▶ [WHAT TO DO]:
Return every line of the material exactly.

——————

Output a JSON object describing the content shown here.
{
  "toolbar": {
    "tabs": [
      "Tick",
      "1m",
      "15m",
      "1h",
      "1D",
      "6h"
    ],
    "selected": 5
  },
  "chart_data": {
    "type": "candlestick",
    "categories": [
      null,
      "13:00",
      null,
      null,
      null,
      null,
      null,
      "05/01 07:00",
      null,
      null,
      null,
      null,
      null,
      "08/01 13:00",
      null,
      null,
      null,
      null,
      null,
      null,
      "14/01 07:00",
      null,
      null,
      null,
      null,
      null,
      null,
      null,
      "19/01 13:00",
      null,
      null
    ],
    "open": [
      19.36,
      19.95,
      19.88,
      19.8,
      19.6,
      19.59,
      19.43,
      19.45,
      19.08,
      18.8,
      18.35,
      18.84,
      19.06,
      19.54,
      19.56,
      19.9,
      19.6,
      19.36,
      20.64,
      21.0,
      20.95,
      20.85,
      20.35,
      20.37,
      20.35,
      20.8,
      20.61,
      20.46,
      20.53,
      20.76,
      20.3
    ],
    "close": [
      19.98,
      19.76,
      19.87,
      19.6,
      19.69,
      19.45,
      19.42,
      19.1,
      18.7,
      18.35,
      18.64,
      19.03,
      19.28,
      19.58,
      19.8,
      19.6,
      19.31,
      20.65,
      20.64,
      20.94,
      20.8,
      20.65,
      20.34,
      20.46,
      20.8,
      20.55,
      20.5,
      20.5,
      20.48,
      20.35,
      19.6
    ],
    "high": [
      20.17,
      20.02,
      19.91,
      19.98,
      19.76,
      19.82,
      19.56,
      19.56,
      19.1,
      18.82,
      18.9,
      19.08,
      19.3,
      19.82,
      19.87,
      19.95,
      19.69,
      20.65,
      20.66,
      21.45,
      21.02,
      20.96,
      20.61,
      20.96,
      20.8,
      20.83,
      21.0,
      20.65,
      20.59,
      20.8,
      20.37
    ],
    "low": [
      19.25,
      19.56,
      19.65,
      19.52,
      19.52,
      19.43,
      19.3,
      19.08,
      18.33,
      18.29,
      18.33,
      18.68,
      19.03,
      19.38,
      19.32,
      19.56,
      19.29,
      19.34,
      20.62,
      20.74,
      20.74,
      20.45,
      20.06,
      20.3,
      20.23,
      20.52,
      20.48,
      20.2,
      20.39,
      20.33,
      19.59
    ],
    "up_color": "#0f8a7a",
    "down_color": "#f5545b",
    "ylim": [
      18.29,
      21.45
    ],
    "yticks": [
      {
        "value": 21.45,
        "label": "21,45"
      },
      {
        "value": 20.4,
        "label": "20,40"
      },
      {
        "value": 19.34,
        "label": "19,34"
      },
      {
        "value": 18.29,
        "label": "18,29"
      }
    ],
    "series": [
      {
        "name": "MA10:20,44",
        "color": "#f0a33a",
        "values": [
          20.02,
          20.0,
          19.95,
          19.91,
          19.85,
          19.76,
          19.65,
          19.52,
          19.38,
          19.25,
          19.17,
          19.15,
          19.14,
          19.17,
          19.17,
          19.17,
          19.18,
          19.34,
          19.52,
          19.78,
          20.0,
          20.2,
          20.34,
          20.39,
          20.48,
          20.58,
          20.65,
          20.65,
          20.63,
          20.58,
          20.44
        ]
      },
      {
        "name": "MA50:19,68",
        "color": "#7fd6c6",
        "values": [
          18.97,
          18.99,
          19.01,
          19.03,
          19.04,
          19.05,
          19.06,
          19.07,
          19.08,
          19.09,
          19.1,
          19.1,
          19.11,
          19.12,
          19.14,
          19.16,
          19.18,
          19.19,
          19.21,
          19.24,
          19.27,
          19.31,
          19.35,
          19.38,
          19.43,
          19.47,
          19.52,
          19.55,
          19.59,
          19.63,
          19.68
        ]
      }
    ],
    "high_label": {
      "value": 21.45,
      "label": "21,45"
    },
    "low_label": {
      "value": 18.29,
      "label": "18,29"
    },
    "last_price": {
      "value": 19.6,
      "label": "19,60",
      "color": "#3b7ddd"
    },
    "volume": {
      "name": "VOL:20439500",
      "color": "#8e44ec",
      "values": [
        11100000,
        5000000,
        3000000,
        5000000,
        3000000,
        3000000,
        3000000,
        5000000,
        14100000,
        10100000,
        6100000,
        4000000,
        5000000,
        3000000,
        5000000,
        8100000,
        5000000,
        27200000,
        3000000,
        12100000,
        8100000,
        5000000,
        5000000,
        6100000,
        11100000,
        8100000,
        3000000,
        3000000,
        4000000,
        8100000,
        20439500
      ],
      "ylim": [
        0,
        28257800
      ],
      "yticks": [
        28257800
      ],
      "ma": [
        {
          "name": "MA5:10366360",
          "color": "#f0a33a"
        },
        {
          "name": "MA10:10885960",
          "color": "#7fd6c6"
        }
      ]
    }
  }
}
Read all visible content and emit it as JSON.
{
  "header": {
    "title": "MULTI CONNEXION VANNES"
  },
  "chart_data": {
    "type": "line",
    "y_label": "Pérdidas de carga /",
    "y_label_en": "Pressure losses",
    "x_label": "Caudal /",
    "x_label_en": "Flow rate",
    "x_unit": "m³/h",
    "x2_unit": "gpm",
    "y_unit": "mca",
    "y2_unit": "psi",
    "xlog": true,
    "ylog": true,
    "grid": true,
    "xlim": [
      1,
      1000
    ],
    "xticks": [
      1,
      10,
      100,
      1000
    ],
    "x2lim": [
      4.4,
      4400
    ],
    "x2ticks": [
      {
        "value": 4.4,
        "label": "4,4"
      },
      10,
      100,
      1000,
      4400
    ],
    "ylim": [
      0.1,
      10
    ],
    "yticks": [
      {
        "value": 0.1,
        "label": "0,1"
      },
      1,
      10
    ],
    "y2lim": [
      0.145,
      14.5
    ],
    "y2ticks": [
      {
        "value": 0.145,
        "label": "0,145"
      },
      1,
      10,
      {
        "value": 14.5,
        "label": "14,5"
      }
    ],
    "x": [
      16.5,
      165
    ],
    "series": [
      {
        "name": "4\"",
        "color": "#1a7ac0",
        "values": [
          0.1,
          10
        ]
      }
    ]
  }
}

——————

▶ [REPLY TO THE TASK]:
Output a JSON object describing the content shown here.
{
  "toolbar": {
    "tabs": [
      "Tick",
      "1m",
      "15m",
      "1h",
      "1D",
      "6h"
    ],
    "selected": 5
  },
  "chart_data": {
    "type": "candlestick",
    "categories": [
      null,
      "13:00",
      null,
      null,
      null,
      null,
      null,
      "05/01 07:00",
      null,
      null,
      null,
      null,
      null,
      "08/01 13:00",
      null,
      null,
      null,
      null,
      null,
      null,
      "14/01 07:00",
      null,
      null,
      null,
      null,
      null,
      null,
      null,
      "19/01 13:00",
      null,
      null
    ],
    "open": [
      19.36,
      19.95,
      19.88,
      19.8,
      19.6,
      19.59,
      19.43,
      19.45,
      19.08,
      18.8,
      18.35,
      18.84,
      19.06,
      19.54,
      19.56,
      19.9,
      19.6,
      19.36,
      20.64,
      21.0,
      20.95,
      20.85,
      20.35,
      20.37,
      20.35,
      20.8,
      20.61,
      20.46,
      20.53,
      20.76,
      20.3
    ],
    "close": [
      19.98,
      19.76,
      19.87,
      19.6,
      19.69,
      19.45,
      19.42,
      19.1,
      18.7,
      18.35,
      18.64,
      19.03,
      19.28,
      19.58,
      19.8,
      19.6,
      19.31,
      20.65,
      20.64,
      20.94,
      20.8,
      20.65,
      20.34,
      20.46,
      20.8,
      20.55,
      20.5,
      20.5,
      20.48,
      20.35,
      19.6
    ],
    "high": [
      20.17,
      20.02,
      19.91,
      19.98,
      19.76,
      19.82,
      19.56,
      19.56,
      19.1,
      18.82,
      18.9,
      19.08,
      19.3,
      19.82,
      19.87,
      19.95,
      19.69,
      20.65,
      20.66,
      21.45,
      21.02,
      20.96,
      20.61,
      20.96,
      20.8,
      20.83,
      21.0,
      20.65,
      20.59,
      20.8,
      20.37
    ],
    "low": [
      19.25,
      19.56,
      19.65,
      19.52,
      19.52,
      19.43,
      19.3,
      19.08,
      18.33,
      18.29,
      18.33,
      18.68,
      19.03,
      19.38,
      19.32,
      19.56,
      19.29,
      19.34,
      20.62,
      20.74,
      20.74,
      20.45,
      20.06,
      20.3,
      20.23,
      20.52,
      20.48,
      20.2,
      20.39,
      20.33,
      19.59
    ],
    "up_color": "#0f8a7a",
    "down_color": "#f5545b",
    "ylim": [
      18.29,
      21.45
    ],
    "yticks": [
      {
        "value": 21.45,
        "label": "21,45"
      },
      {
        "value": 20.4,
        "label": "20,40"
      },
      {
        "value": 19.34,
        "label": "19,34"
      },
      {
        "value": 18.29,
        "label": "18,29"
      }
    ],
    "series": [
      {
        "name": "MA10:20,44",
        "color": "#f0a33a",
        "values": [
          20.02,
          20.0,
          19.95,
          19.91,
          19.85,
          19.76,
          19.65,
          19.52,
          19.38,
          19.25,
          19.17,
          19.15,
          19.14,
          19.17,
          19.17,
          19.17,
          19.18,
          19.34,
          19.52,
          19.78,
          20.0,
          20.2,
          20.34,
          20.39,
          20.48,
          20.58,
          20.65,
          20.65,
          20.63,
          20.58,
          20.44
        ]
      },
      {
        "name": "MA50:19,68",
        "color": "#7fd6c6",
        "values": [
          18.97,
          18.99,
          19.01,
          19.03,
          19.04,
          19.05,
          19.06,
          19.07,
          19.08,
          19.09,
          19.1,
          19.1,
          19.11,
          19.12,
          19.14,
          19.16,
          19.18,
          19.19,
          19.21,
          19.24,
          19.27,
          19.31,
          19.35,
          19.38,
          19.43,
          19.47,
          19.52,
          19.55,
          19.59,
          19.63,
          19.68
        ]
      }
    ],
    "high_label": {
      "value": 21.45,
      "label": "21,45"
    },
    "low_label": {
      "value": 18.29,
      "label": "18,29"
    },
    "last_price": {
      "value": 19.6,
      "label": "19,60",
      "color": "#3b7ddd"
    },
    "volume": {
      "name": "VOL:20439500",
      "color": "#8e44ec",
      "values": [
        11100000,
        5000000,
        3000000,
        5000000,
        3000000,
        3000000,
        3000000,
        5000000,
        14100000,
        10100000,
        6100000,
        4000000,
        5000000,
        3000000,
        5000000,
        8100000,
        5000000,
        27200000,
        3000000,
        12100000,
        8100000,
        5000000,
        5000000,
        6100000,
        11100000,
        8100000,
        3000000,
        3000000,
        4000000,
        8100000,
        20439500
      ],
      "ylim": [
        0,
        28257800
      ],
      "yticks": [
        28257800
      ],
      "ma": [
        {
          "name": "MA5:10366360",
          "color": "#f0a33a"
        },
        {
          "name": "MA10:10885960",
          "color": "#7fd6c6"
        }
      ]
    }
  }
}
Read all visible content and emit it as JSON.
{
  "header": {
    "title": "MULTI CONNEXION VANNES"
  },
  "chart_data": {
    "type": "line",
    "y_label": "Pérdidas de carga /",
    "y_label_en": "Pressure losses",
    "x_label": "Caudal /",
    "x_label_en": "Flow rate",
    "x_unit": "m³/h",
    "x2_unit": "gpm",
    "y_unit": "mca",
    "y2_unit": "psi",
    "xlog": true,
    "ylog": true,
    "grid": true,
    "xlim": [
      1,
      1000
    ],
    "xticks": [
      1,
      10,
      100,
      1000
    ],
    "x2lim": [
      4.4,
      4400
    ],
    "x2ticks": [
      {
        "value": 4.4,
        "label": "4,4"
      },
      10,
      100,
      1000,
      4400
    ],
    "ylim": [
      0.1,
      10
    ],
    "yticks": [
      {
        "value": 0.1,
        "label": "0,1"
      },
      1,
      10
    ],
    "y2lim": [
      0.145,
      14.5
    ],
    "y2ticks": [
      {
        "value": 0.145,
        "label": "0,145"
      },
      1,
      10,
      {
        "value": 14.5,
        "label": "14,5"
      }
    ],
    "x": [
      16.5,
      165
    ],
    "series": [
      {
        "name": "4\"",
        "color": "#1a7ac0",
        "values": [
          0.1,
          10
        ]
      }
    ]
  }
}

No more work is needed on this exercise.